**TEKS BACAAN**
==============================

Tulisan ini membahas pengalaman Radio Elshinta di Jakarta dalam mengembangkan jurnalisme berdasarkan inisiatif masyarakat jauh sebelum topik citizen journalism/jurnalisme warga muncul sebagai bahan riset dunia akademisi. Elshinta memiliki 100.000 pendengar yang setia menyumbangkan berita sejak tahun 2000. Studi ini membandingkan pengalaman Elshinta dengan situs jurnalisme warga populer di Korea Selatan Ohmynews dan mencoba mengidentifikasi katalis jurnalisme warga di kedua negara tersebut. Studi kasus ini dilengkapi wawancara dengan wartawan dari Ohmynews dan Elshinta.
Studi ini menyimpulkan bahwa dengan penetrasi internet di Indonesia rendah, budaya lisan kuat di Indonesia, dan tingkat pendidikan yang rendah, kesuksesan Elshinta dalam melibatkan pendengarnya dalam berita dipengaruhi oleh faktor-faktor sebagai berikut: (a) dominannya budaya lisan (b) rendahnya tingkat baca sehingga ada ketergantungan tinggi terhadap radio sebagai sumber informasi dan hiburan, (c) popularitas telepon seluler sebagai alat komunikasi. Meski demikian, televisi dan media cetak di Indonesia agak enggan menerapkan jurnalisme warga dengan alasan (a): ketakutan kehilangan reputasi sebagai institusi media yang kredibel dan juga kehilangan kepercayaan dari pemasang iklan, dan (b) konflik antara berita yang tidak teredit dari warga dengan kode etik jurnalistik dan Undang Undang Pers. Kendala yang lain untuk mengembangkan jurnalisme warga di media yang mainstream adalah rendahnya pemakaian handycam oleh para amatir, lambatnya akses internet, rendahnya kemampuan menulis dan kurangnya interaktivitas dari situs internet di Indonesia.

==============================

**TUGAS ANDA**
[A] Menurut teks bacaan tentang Radio Elshinta, apa saja kendala lain dalam mengembangkan jurnalisme warga di media mainstream? Tuliskan semuanya.
[B] Salin ulang bagian teks bacaan mulai dari "Tulisan ini membahas" sampai "Ohmynews dan Elshinta." apa adanya.

==============================

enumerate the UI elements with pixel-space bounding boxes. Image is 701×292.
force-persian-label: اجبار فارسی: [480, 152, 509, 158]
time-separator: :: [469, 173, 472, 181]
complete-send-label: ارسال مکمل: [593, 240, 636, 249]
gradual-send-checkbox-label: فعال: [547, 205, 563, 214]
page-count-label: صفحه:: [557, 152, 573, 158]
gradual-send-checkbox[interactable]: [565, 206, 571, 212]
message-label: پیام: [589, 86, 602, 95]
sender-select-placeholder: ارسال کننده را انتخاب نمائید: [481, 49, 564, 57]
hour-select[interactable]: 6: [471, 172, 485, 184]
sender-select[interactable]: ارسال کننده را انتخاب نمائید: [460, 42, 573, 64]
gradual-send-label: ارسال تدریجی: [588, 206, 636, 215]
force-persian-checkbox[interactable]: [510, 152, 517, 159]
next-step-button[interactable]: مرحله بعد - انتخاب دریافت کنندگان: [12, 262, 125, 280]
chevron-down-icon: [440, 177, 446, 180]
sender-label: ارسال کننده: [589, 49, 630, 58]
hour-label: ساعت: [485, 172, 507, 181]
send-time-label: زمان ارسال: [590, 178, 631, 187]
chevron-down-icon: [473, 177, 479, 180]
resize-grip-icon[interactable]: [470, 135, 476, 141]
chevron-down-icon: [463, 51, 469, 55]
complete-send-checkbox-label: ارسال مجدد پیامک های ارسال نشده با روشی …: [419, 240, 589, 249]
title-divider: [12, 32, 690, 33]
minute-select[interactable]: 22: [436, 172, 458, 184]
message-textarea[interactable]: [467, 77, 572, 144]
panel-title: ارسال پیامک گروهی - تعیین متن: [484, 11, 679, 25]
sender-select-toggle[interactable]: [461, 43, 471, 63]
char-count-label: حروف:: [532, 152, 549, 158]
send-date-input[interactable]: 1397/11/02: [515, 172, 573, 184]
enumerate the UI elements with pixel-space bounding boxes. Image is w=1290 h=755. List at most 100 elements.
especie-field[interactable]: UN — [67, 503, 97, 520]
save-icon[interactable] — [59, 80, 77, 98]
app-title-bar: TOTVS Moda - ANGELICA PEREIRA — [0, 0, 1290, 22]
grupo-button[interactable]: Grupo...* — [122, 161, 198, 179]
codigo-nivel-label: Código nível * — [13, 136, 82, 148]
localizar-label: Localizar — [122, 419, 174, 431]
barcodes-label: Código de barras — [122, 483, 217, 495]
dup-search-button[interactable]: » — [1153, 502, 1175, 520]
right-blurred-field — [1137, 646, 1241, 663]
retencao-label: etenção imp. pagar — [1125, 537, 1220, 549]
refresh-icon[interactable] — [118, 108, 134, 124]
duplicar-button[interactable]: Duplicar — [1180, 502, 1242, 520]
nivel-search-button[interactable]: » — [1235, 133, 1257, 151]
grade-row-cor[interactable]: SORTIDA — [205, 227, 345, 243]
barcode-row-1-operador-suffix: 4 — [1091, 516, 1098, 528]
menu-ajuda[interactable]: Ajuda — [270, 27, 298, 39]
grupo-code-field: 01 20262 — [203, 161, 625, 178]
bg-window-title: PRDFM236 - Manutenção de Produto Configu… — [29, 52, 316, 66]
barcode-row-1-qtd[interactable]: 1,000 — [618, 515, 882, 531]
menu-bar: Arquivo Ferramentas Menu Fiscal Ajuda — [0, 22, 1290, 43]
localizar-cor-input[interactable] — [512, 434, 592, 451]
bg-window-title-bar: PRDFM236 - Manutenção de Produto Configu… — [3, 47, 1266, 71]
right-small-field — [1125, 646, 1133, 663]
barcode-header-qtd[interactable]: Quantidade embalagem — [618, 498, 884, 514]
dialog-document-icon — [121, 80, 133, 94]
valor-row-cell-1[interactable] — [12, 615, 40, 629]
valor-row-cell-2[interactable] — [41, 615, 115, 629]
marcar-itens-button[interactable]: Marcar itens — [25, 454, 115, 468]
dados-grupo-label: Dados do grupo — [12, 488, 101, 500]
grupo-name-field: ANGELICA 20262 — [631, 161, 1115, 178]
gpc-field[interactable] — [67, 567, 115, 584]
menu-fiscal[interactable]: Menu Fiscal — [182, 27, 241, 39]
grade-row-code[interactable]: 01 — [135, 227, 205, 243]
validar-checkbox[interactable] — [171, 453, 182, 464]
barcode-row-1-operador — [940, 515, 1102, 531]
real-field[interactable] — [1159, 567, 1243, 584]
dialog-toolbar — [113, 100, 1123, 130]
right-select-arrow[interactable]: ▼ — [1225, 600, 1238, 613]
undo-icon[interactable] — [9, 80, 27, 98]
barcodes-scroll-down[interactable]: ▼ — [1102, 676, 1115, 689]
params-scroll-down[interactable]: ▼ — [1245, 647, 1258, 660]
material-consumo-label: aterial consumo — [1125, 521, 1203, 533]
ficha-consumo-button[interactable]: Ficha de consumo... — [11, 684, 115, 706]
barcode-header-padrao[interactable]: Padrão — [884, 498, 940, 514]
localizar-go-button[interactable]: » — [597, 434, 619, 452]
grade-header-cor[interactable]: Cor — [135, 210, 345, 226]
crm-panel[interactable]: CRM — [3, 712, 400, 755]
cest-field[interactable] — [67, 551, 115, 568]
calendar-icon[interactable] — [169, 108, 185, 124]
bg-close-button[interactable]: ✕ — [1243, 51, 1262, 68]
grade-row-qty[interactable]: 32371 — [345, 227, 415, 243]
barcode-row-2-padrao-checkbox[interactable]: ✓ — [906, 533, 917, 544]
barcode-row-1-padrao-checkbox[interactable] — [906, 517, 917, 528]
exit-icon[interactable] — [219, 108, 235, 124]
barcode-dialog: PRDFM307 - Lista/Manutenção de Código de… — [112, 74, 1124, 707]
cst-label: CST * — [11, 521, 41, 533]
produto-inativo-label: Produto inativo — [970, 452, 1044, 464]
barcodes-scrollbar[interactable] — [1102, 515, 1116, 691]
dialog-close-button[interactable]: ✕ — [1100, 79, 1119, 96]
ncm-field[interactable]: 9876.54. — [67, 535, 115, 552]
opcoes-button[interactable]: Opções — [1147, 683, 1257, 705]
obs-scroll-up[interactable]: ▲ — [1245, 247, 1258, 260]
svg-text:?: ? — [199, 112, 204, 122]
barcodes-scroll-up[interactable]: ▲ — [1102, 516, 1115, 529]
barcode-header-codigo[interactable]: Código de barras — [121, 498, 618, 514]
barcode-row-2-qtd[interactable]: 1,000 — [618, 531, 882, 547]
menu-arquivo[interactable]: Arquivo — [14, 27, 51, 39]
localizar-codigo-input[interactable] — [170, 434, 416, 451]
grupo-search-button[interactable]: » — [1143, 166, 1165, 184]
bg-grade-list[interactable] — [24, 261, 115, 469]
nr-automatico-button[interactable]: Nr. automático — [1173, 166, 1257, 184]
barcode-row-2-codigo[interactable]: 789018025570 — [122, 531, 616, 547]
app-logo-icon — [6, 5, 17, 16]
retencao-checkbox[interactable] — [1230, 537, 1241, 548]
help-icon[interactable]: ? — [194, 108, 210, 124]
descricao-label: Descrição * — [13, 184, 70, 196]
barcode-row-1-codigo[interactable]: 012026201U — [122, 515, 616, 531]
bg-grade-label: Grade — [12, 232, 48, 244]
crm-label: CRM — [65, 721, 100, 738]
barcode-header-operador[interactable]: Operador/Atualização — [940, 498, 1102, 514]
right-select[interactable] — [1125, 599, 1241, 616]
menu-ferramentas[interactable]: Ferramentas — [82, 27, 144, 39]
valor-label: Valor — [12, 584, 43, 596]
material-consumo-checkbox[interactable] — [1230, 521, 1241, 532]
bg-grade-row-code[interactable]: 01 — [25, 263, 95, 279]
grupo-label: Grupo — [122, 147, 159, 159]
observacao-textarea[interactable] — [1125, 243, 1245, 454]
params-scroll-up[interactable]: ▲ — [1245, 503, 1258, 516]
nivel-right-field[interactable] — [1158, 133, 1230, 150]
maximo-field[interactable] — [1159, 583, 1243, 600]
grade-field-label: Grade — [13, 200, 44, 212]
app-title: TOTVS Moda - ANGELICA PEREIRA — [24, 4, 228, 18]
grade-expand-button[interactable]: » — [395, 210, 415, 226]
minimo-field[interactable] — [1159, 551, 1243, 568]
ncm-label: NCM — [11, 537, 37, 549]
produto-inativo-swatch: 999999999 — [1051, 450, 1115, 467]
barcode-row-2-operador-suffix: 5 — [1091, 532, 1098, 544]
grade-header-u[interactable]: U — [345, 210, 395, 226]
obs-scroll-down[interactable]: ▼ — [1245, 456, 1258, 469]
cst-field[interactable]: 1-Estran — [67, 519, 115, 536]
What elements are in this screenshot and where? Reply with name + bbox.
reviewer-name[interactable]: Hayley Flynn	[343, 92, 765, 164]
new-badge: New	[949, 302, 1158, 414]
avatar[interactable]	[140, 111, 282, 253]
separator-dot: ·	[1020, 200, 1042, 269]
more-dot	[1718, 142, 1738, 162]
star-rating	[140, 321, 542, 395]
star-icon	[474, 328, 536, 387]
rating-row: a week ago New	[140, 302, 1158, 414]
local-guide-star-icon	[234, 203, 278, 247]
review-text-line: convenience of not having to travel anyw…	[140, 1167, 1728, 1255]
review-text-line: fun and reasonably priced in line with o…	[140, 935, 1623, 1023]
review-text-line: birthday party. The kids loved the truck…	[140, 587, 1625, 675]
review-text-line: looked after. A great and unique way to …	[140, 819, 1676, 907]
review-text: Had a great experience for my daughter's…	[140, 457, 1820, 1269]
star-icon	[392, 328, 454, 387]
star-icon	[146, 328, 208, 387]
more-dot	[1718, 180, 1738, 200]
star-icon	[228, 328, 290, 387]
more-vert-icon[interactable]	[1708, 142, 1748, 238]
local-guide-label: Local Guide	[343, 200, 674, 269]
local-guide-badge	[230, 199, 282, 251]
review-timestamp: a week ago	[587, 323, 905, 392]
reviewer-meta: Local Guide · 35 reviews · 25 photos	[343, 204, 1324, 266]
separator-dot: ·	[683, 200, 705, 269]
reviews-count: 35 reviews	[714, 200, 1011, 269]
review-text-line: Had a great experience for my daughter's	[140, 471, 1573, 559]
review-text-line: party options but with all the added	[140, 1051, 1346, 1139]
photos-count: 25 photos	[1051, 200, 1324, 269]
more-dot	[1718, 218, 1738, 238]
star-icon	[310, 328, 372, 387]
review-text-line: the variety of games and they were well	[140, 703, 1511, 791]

==============================

**KUNCI JAWABAN**
[A]
- rendahnya pemakaian handycam oleh para amatir
- lambatnya akses internet
- rendahnya kemampuan menulis
- kurangnya interaktivitas dari situs internet di Indonesia

[B]
Tulisan ini membahas pengalaman Radio Elshinta di Jakarta dalam mengembangkan jurnalisme berdasarkan inisiatif masyarakat jauh sebelum topik citizen journalism/jurnalisme warga muncul sebagai bahan riset dunia akademisi. Elshinta memiliki 100.000 pendengar yang setia menyumbangkan berita sejak tahun 2000. Studi ini membandingkan pengalaman Elshinta dengan situs jurnalisme warga populer di Korea Selatan Ohmynews dan mencoba mengidentifikasi katalis jurnalisme warga di kedua negara tersebut. Studi kasus ini dilengkapi wawancara dengan wartawan dari Ohmynews dan Elshinta.